▶ WHAT TO PRODUCE
Each line that holds the string "style" counts once; say how many such lines there are and add nothing.

* * *

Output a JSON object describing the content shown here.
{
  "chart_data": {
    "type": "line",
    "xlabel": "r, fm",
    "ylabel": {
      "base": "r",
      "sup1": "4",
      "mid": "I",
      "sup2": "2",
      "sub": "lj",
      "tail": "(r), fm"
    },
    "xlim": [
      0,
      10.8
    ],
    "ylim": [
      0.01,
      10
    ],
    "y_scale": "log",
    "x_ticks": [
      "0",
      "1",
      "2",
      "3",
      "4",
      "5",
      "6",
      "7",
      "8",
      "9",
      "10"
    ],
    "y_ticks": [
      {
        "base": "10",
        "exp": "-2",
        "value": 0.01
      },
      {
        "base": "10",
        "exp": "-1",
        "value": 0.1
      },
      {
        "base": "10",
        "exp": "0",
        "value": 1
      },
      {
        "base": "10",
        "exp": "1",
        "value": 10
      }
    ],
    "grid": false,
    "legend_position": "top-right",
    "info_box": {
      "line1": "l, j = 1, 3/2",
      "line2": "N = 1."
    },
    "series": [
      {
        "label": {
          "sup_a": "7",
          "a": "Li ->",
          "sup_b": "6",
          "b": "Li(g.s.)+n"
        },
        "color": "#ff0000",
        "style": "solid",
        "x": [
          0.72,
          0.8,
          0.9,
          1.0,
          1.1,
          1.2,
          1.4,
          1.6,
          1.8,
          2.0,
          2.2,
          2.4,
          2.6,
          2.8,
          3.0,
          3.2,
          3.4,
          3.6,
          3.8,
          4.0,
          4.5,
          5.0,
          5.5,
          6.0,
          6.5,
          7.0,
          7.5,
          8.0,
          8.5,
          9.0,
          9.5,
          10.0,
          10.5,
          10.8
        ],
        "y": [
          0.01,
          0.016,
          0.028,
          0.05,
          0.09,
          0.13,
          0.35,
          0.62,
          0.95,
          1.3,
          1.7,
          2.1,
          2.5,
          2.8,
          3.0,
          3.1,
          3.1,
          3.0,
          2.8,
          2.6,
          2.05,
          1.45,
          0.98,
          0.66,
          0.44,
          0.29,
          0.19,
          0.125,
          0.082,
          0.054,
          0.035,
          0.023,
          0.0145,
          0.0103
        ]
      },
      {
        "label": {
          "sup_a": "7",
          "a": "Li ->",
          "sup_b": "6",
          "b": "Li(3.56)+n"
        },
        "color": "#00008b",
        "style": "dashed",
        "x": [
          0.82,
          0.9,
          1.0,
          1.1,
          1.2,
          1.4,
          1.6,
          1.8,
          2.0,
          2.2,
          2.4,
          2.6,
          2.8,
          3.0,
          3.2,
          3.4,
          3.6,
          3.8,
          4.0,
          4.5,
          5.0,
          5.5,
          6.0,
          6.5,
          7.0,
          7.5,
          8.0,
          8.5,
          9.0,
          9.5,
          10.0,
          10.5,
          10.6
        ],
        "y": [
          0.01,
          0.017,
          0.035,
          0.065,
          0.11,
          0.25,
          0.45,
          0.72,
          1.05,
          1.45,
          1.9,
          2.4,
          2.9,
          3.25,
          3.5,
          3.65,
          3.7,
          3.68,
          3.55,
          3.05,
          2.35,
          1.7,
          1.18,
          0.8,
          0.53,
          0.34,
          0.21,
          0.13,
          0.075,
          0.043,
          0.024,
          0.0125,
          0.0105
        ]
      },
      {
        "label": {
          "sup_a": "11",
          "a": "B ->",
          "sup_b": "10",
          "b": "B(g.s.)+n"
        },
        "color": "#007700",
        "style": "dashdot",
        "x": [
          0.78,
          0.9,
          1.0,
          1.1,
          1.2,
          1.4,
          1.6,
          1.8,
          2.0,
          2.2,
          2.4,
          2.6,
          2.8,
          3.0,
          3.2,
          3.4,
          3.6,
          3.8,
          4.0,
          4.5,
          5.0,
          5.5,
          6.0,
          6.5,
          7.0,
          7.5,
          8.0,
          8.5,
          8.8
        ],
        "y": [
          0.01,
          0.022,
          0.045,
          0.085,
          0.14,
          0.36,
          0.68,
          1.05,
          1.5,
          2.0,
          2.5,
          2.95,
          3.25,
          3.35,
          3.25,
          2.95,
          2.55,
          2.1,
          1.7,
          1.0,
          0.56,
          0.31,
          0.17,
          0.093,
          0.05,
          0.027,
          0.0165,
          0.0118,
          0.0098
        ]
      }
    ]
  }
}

* * *

▶ THE REPLY
3